What you have to do
Copy each line that holds "date".

Data items:
(begin)
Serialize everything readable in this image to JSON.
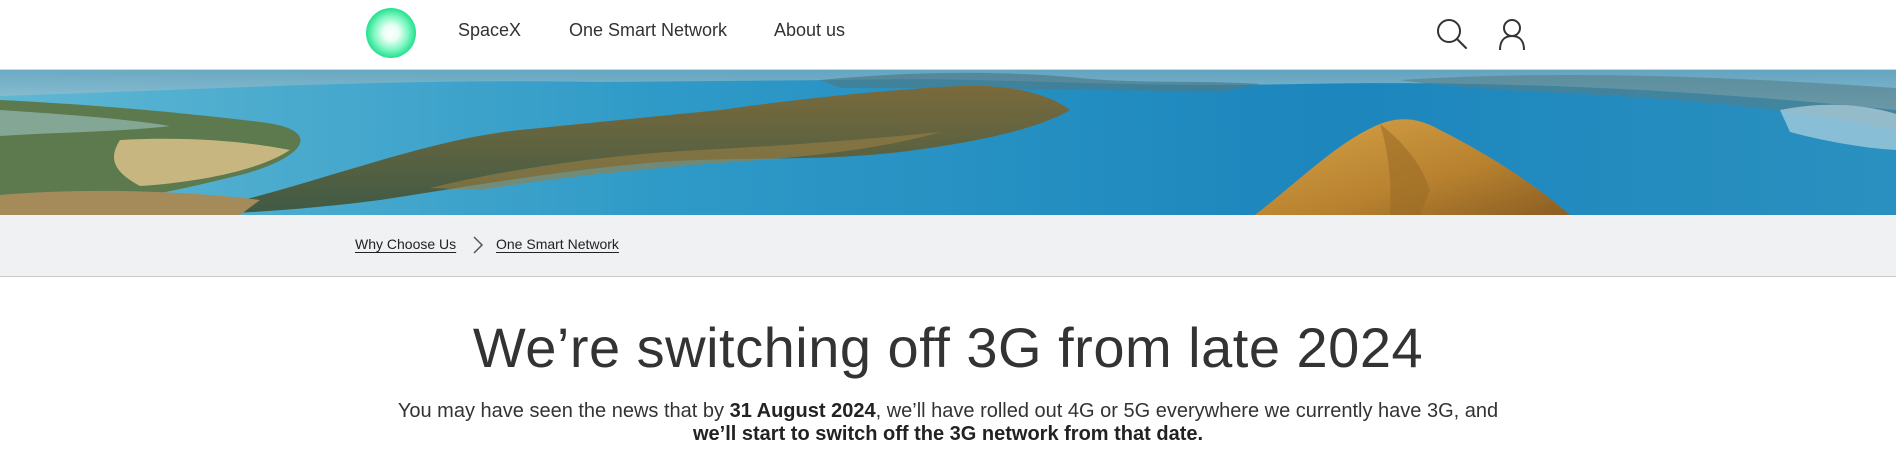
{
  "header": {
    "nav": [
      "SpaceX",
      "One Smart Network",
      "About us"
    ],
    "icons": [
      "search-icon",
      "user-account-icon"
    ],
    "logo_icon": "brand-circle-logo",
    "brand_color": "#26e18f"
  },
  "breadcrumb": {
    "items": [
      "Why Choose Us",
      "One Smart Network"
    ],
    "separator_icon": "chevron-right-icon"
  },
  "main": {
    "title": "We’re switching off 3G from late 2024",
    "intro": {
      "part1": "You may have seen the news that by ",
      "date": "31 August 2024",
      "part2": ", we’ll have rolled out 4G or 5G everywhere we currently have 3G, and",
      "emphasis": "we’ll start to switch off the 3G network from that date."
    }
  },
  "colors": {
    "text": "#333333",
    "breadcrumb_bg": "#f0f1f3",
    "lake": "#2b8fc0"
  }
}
(end)
(begin)
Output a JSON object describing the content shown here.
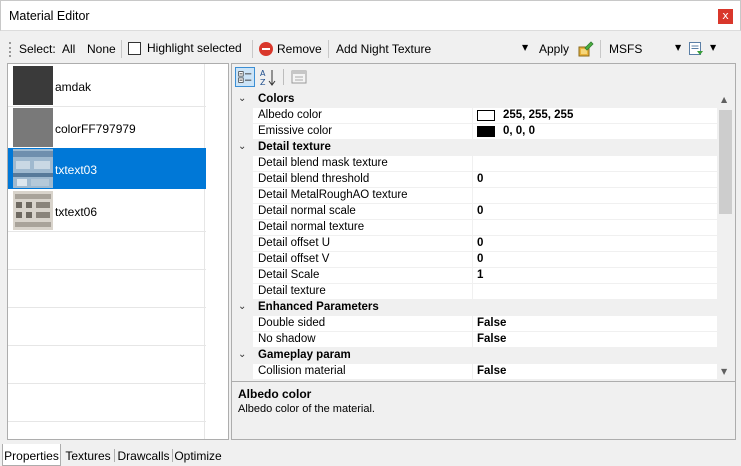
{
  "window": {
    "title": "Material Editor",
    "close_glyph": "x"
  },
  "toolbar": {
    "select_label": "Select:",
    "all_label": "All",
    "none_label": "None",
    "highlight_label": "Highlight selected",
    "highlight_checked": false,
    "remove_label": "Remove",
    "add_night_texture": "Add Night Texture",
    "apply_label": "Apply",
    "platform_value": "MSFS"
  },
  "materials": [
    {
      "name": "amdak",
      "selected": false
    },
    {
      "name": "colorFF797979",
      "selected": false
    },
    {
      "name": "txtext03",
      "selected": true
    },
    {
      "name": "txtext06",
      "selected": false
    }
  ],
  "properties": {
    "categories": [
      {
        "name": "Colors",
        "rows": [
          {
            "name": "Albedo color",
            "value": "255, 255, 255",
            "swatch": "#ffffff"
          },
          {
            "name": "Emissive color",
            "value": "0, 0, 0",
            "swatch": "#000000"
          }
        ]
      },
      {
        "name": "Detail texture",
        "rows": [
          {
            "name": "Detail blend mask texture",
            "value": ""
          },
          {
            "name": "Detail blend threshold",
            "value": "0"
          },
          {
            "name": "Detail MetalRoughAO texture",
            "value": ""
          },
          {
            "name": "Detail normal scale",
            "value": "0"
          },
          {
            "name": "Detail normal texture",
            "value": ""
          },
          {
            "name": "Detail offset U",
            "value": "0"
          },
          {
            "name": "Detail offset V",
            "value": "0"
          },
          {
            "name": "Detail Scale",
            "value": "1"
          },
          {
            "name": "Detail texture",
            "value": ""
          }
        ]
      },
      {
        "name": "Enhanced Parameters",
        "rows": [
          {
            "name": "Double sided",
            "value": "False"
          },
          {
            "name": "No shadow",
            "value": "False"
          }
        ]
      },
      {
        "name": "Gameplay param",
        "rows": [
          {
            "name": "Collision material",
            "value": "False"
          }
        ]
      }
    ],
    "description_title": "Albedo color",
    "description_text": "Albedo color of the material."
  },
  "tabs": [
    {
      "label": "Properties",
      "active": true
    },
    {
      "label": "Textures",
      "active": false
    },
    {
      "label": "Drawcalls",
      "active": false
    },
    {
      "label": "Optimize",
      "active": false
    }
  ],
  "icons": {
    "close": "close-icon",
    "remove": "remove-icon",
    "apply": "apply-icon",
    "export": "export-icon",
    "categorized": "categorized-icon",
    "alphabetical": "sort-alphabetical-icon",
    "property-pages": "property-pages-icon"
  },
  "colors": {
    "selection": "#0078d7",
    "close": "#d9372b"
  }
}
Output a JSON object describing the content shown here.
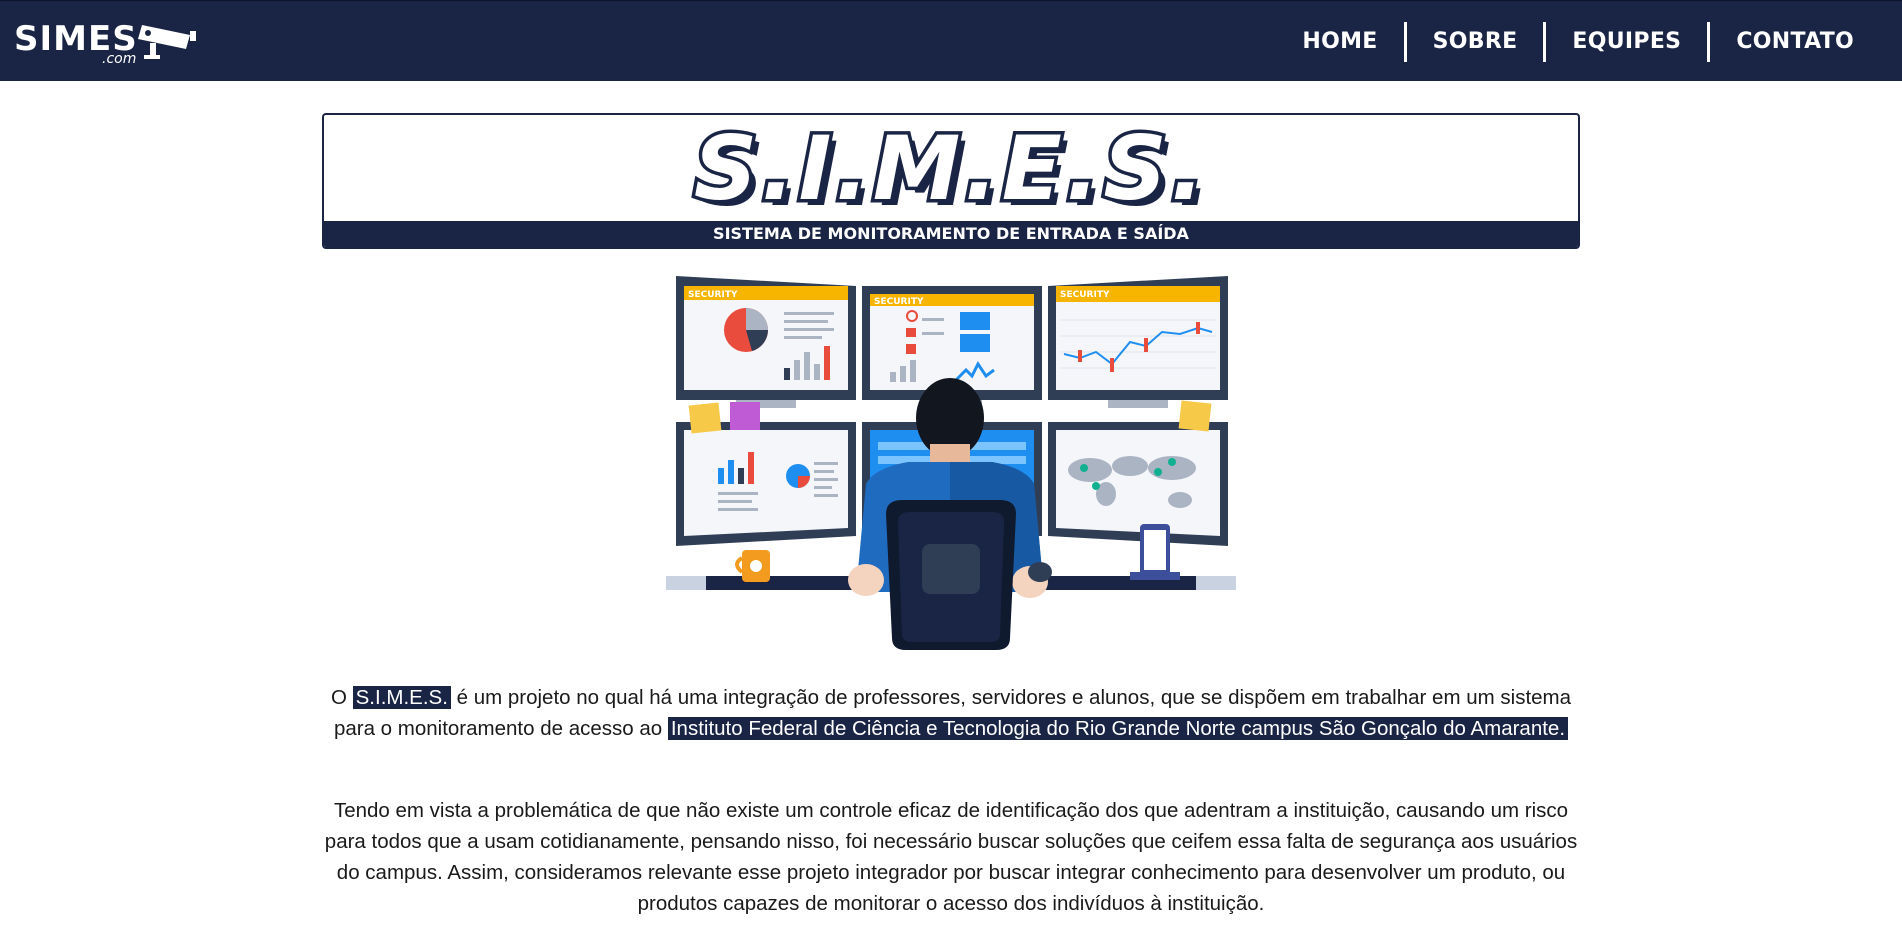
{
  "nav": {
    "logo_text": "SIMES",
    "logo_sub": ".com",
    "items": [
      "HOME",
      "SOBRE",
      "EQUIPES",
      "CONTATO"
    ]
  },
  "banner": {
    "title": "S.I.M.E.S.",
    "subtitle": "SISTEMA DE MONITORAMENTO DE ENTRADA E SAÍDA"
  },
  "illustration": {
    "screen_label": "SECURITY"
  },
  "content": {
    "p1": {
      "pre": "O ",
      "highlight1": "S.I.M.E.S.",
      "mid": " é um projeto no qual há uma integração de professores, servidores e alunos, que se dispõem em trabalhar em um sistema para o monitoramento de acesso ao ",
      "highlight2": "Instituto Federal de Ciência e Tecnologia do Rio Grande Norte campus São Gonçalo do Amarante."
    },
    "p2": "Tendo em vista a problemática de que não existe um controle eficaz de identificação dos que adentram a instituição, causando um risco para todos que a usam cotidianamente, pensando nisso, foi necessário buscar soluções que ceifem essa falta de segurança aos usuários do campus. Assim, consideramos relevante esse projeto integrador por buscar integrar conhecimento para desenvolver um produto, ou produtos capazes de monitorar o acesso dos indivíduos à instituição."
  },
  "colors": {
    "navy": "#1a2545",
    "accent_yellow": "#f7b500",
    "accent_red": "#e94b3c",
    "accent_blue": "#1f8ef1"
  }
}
(end)
(begin)
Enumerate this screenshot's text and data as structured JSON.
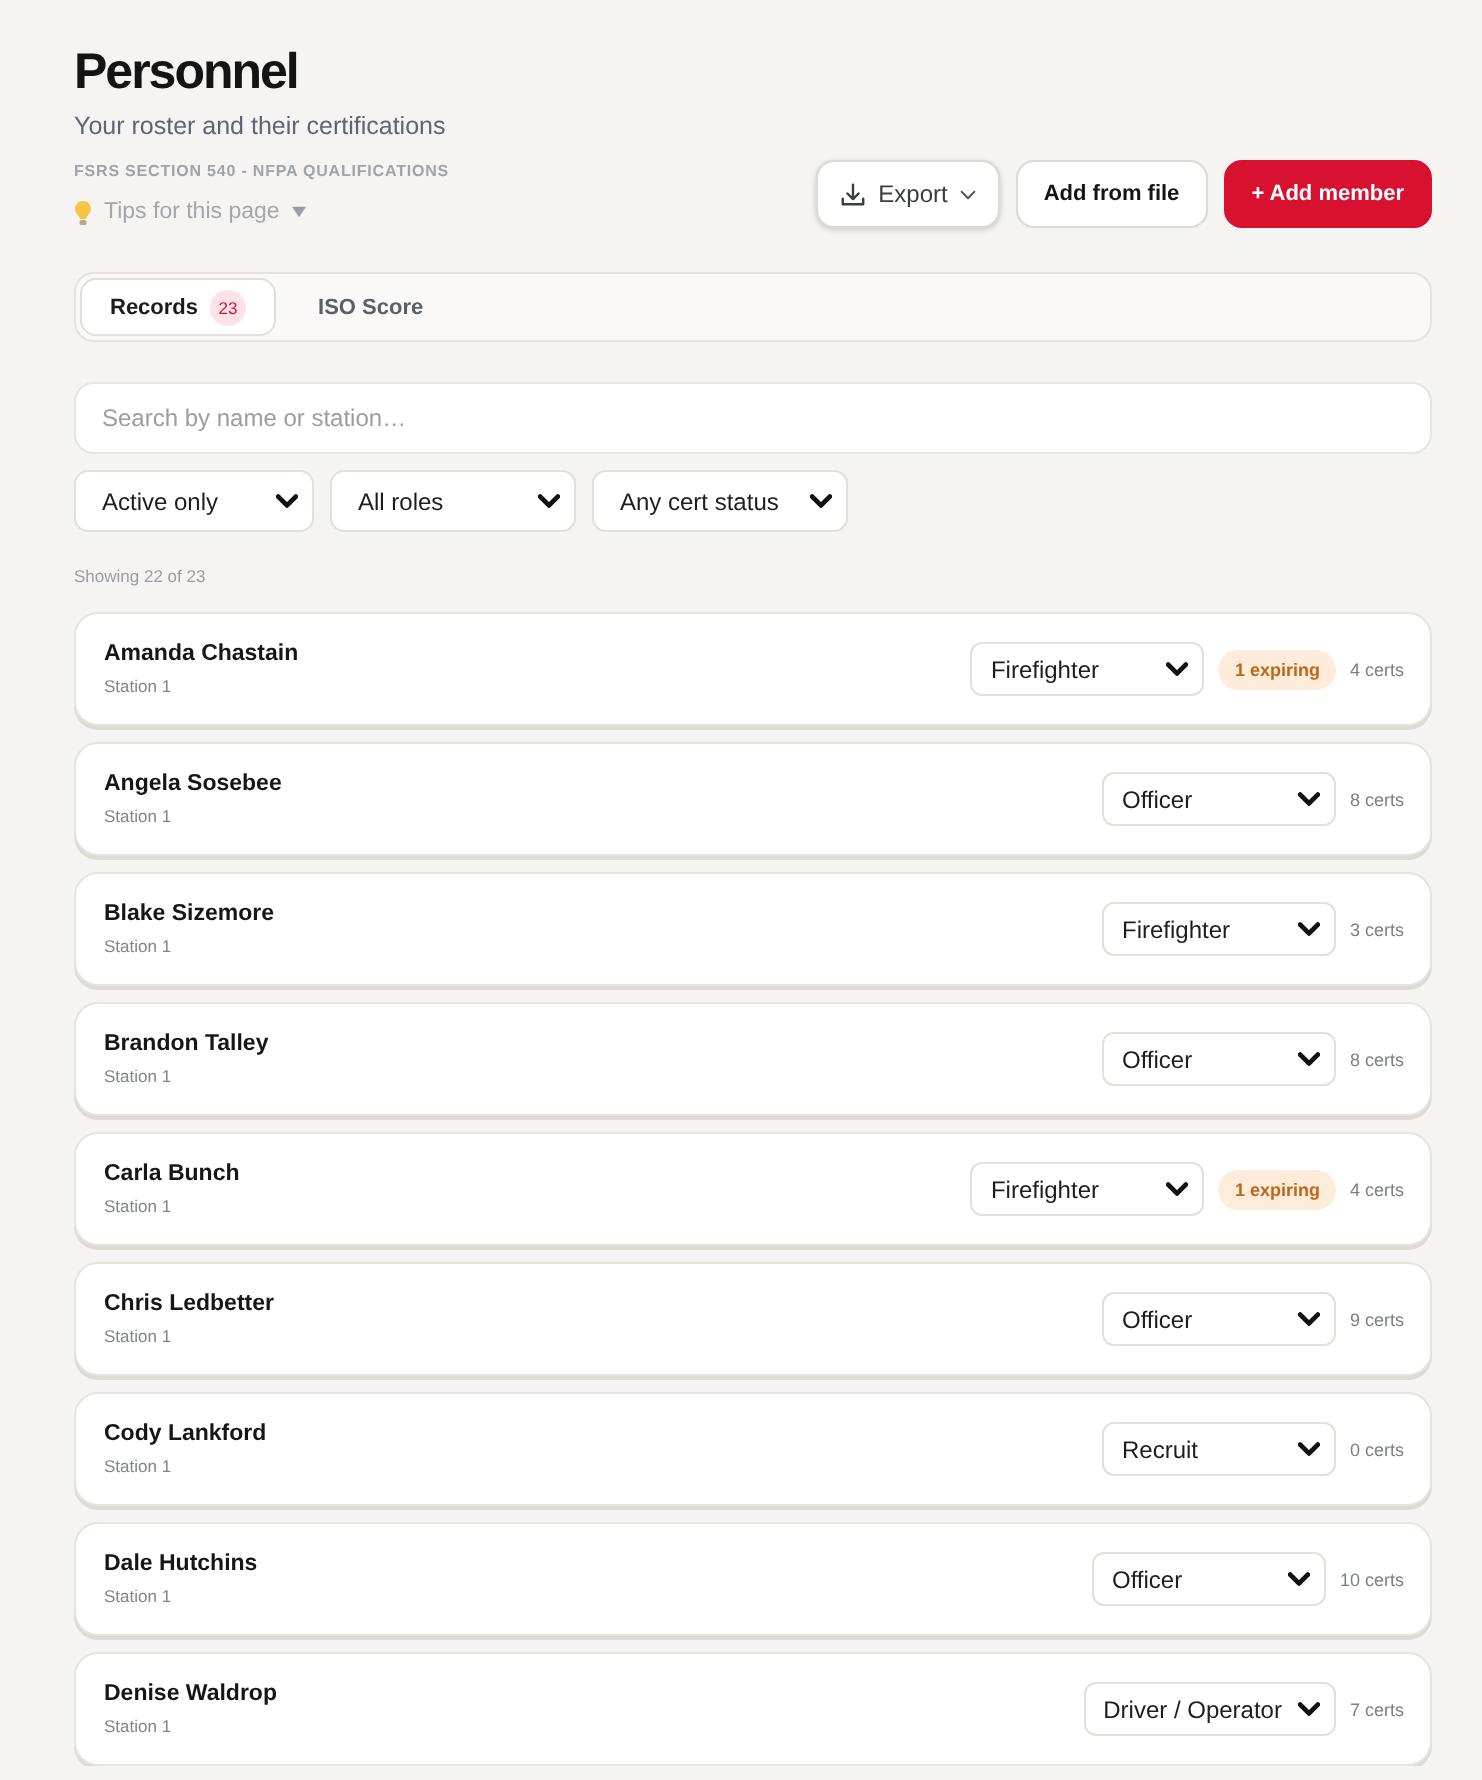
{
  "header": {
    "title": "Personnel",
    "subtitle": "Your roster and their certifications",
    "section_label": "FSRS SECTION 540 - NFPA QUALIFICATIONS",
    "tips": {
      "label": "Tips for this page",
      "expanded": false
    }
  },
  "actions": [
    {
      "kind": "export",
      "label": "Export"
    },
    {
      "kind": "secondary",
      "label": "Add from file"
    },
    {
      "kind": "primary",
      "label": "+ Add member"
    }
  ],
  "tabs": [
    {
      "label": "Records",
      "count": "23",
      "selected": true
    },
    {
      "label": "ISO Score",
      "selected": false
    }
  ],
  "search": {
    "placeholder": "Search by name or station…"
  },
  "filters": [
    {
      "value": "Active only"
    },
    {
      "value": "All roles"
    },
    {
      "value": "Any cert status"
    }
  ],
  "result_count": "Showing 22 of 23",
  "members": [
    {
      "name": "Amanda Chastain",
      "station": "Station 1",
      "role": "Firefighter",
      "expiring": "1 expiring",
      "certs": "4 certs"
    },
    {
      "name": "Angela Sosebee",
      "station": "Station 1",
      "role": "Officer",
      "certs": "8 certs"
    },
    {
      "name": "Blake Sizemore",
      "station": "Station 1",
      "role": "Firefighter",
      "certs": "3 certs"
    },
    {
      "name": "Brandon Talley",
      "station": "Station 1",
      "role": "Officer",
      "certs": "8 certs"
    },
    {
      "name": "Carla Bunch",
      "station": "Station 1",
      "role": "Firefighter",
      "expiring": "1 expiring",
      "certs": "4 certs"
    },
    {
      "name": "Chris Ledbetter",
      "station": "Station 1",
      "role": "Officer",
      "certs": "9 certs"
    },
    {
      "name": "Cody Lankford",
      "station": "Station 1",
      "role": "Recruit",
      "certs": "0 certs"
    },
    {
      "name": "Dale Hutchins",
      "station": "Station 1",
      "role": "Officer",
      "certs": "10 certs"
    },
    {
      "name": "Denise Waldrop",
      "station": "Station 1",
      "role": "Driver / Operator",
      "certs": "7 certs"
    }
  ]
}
(end)
Reply
      "date": "31 August 2024",
      "emphasis": "we’ll start to switch off the 3G network from that date."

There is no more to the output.